Instructions to follow: Only the lines from the one containing "Read this page and output its text content." through the end of the entries should be returned, exactly as they are, with the pictures omitted.

Stored rows:

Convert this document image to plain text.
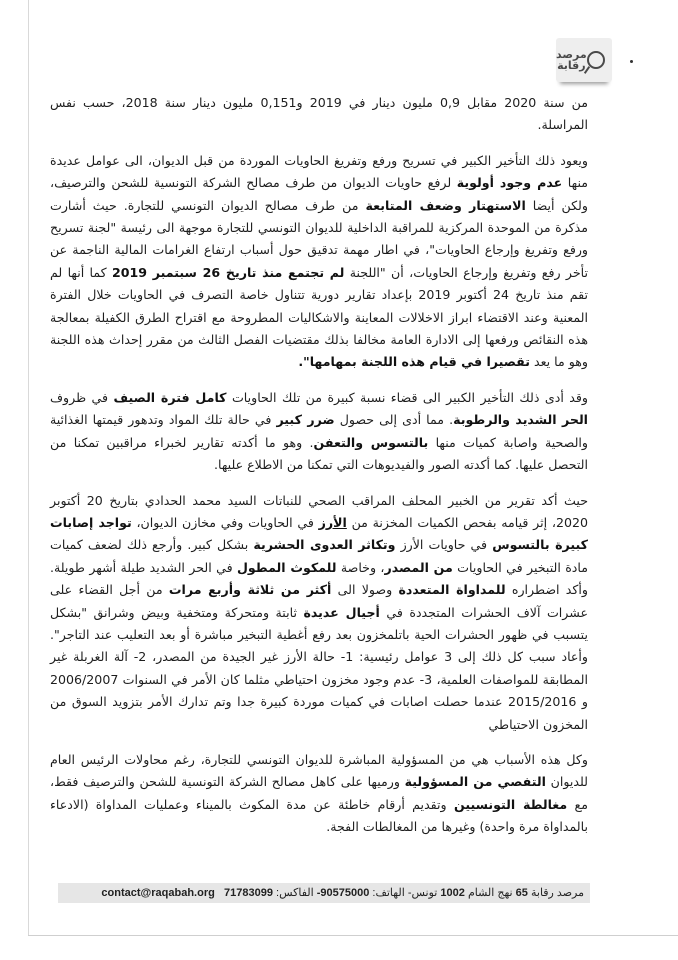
مرصد
رقابة

من سنة 2020 مقابل 0,9 مليون دينار في 2019 و0,151 مليون دينار سنة 2018، حسب نفس المراسلة.

ويعود ذلك التأخير الكبير في تسريح ورفع وتفريغ الحاويات الموردة من قبل الديوان، الى عوامل عديدة منها عدم وجود أولوية لرفع حاويات الديوان من طرف مصالح الشركة التونسية للشحن والترصيف، ولكن أيضا الاستهتار وضعف المتابعة من طرف مصالح الديوان التونسي للتجارة. حيث أشارت مذكرة من الموحدة المركزية للمراقبة الداخلية للديوان التونسي للتجارة موجهة الى رئيسة "لجنة تسريح ورفع وتفريغ وإرجاع الحاويات"، في اطار مهمة تدقيق حول أسباب ارتفاع الغرامات المالية الناجمة عن تأخر رفع وتفريغ وإرجاع الحاويات، أن "اللجنة لم تجتمع منذ تاريخ 26 سبتمبر 2019 كما أنها لم تقم منذ تاريخ 24 أكتوبر 2019 بإعداد تقارير دورية تتناول خاصة التصرف في الحاويات خلال الفترة المعنية وعند الاقتضاء ابراز الاخلالات المعاينة والاشكاليات المطروحة مع اقتراح الطرق الكفيلة بمعالجة هذه النقائص ورفعها إلى الادارة العامة مخالفا بذلك مقتضيات الفصل الثالث من مقرر إحداث هذه اللجنة وهو ما يعد تقصيرا في قيام هذه اللجنة بمهامها".

وقد أدى ذلك التأخير الكبير الى قضاء نسبة كبيرة من تلك الحاويات كامل فترة الصيف في ظروف الحر الشديد والرطوبة. مما أدى إلى حصول ضرر كبير في حالة تلك المواد وتدهور قيمتها الغذائية والصحية واصابة كميات منها بالتسوس والتعفن. وهو ما أكدته تقارير لخبراء مراقبين تمكنا من التحصل عليها. كما أكدته الصور والفيديوهات التي تمكنا من الاطلاع عليها.

حيث أكد تقرير من الخبير المحلف المراقب الصحي للنباتات السيد محمد الحدادي بتاريخ 20 أكتوبر 2020، إثر قيامه بفحص الكميات المخزنة من الأرز في الحاويات وفي مخازن الديوان، تواجد إصابات كبيرة بالتسوس في حاويات الأرز وتكاثر العدوى الحشرية بشكل كبير. وأرجع ذلك لضعف كميات مادة التبخير في الحاويات من المصدر، وخاصة للمكوث المطول في الحر الشديد طيلة أشهر طويلة. وأكد اضطراره للمداواة المتعددة وصولا الى أكثر من ثلاثة وأربع مرات من أجل القضاء على عشرات آلاف الحشرات المتجددة في أجيال عديدة ثابتة ومتحركة ومتخفية وبيض وشرانق "بشكل يتسبب في ظهور الحشرات الحية باتلمخزون بعد رفع أغطية التبخير مباشرة أو بعد التعليب عند التاجر". وأعاد سبب كل ذلك إلى 3 عوامل رئيسية: 1- حالة الأرز غير الجيدة من المصدر، 2- آلة الغربلة غير المطابقة للمواصفات العلمية، 3- عدم وجود مخزون احتياطي مثلما كان الأمر في السنوات 2006/2007 و 2015/2016 عندما حصلت اصابات في كميات موردة كبيرة جدا وتم تدارك الأمر بتزويد السوق من المخزون الاحتياطي

وكل هذه الأسباب هي من المسؤولية المباشرة للديوان التونسي للتجارة، رغم محاولات الرئيس العام للديوان التفصي من المسؤولية ورميها على كاهل مصالح الشركة التونسية للشحن والترصيف فقط، مع مغالطة التونسيين وتقديم أرقام خاطئة عن مدة المكوث بالميناء وعمليات المداواة (الادعاء بالمداواة مرة واحدة) وغيرها من المغالطات الفجة.

مرصد رقابة 65 نهج الشام 1002 تونس- الهاتف: 90575000- الفاكس: 71783099   contact@raqabah.org
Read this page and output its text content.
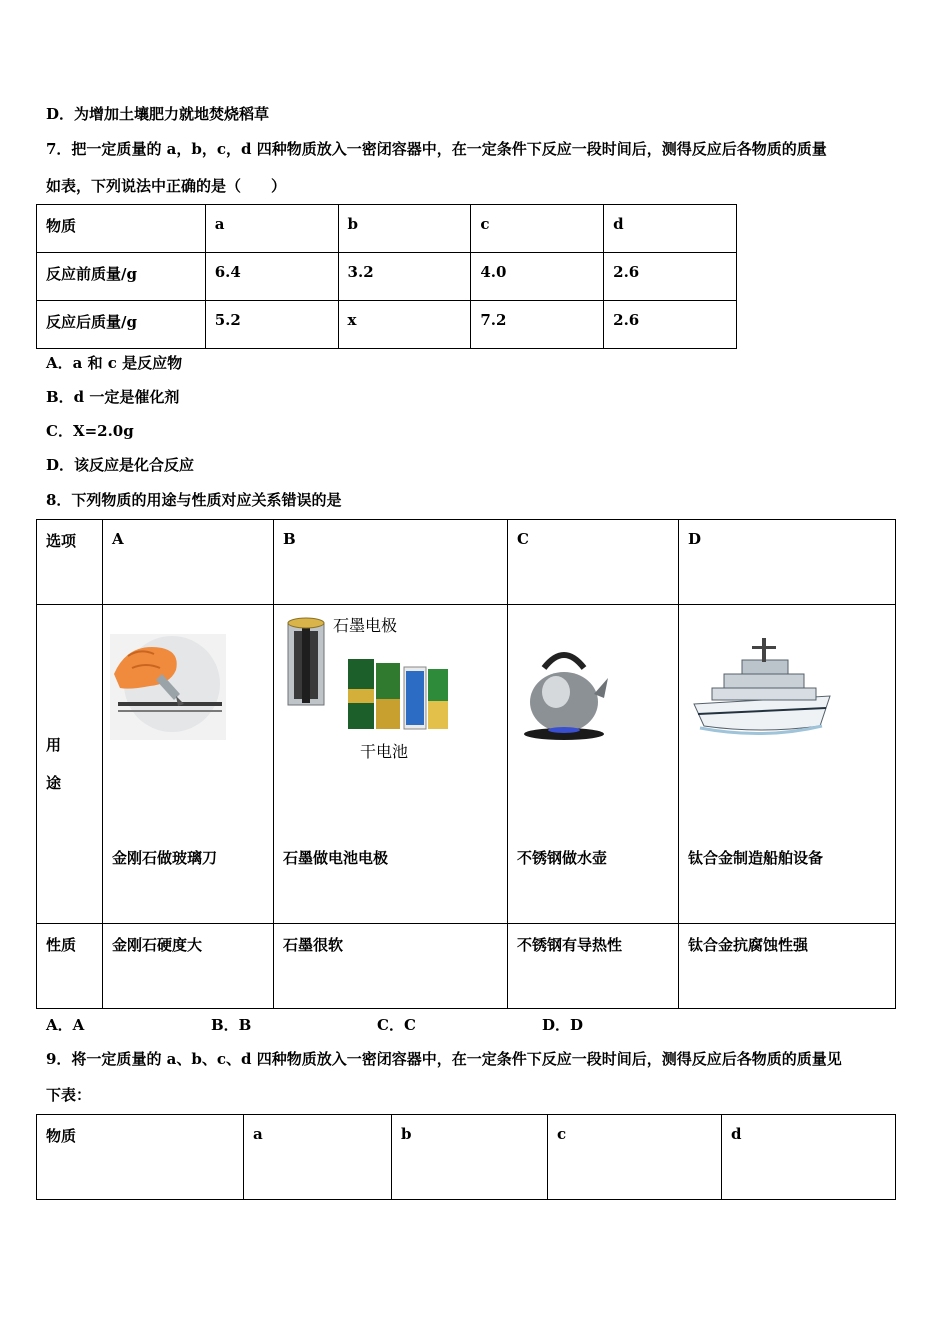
D．为增加土壤肥力就地焚烧稻草
7．把一定质量的 a，b，c，d 四种物质放入一密闭容器中，在一定条件下反应一段时间后，测得反应后各物质的质量
如表，下列说法中正确的是（　　）
物质	a	b	c	d

反应前质量/g	6.4	3.2	4.0	2.6

反应后质量/g	5.2	x	7.2	2.6
A．a 和 c 是反应物
B．d 一定是催化剂
C．X=2.0g
D．该反应是化合反应
8．下列物质的用途与性质对应关系错误的是
选项	A	B	C	D

用
途	金刚石做玻璃刀	石墨做电池电极	不锈钢做水壶	钛合金制造船舶设备

性质	金刚石硬度大	石墨很软	不锈钢有导热性	钛合金抗腐蚀性强
石墨电极
干电池
A．A	B．B	C．C	D．D
9．将一定质量的 a、b、c、d 四种物质放入一密闭容器中，在一定条件下反应一段时间后，测得反应后各物质的质量见
下表：
物质	a	b	c	d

Answer to this problem:
Read this page and output its text content.
D．为增加土壤肥力就地焚烧稻草
7．把一定质量的 a，b，c，d 四种物质放入一密闭容器中，在一定条件下反应一段时间后，测得反应后各物质的质量
如表，下列说法中正确的是（　　）
物质	a	b	c	d

反应前质量/g	6.4	3.2	4.0	2.6

反应后质量/g	5.2	x	7.2	2.6
A．a 和 c 是反应物
B．d 一定是催化剂
C．X=2.0g
D．该反应是化合反应
8．下列物质的用途与性质对应关系错误的是
选项	A	B	C	D

用
途	金刚石做玻璃刀	石墨做电池电极	不锈钢做水壶	钛合金制造船舶设备

性质	金刚石硬度大	石墨很软	不锈钢有导热性	钛合金抗腐蚀性强
石墨电极
干电池
A．A	B．B	C．C	D．D
9．将一定质量的 a、b、c、d 四种物质放入一密闭容器中，在一定条件下反应一段时间后，测得反应后各物质的质量见
下表：
物质	a	b	c	d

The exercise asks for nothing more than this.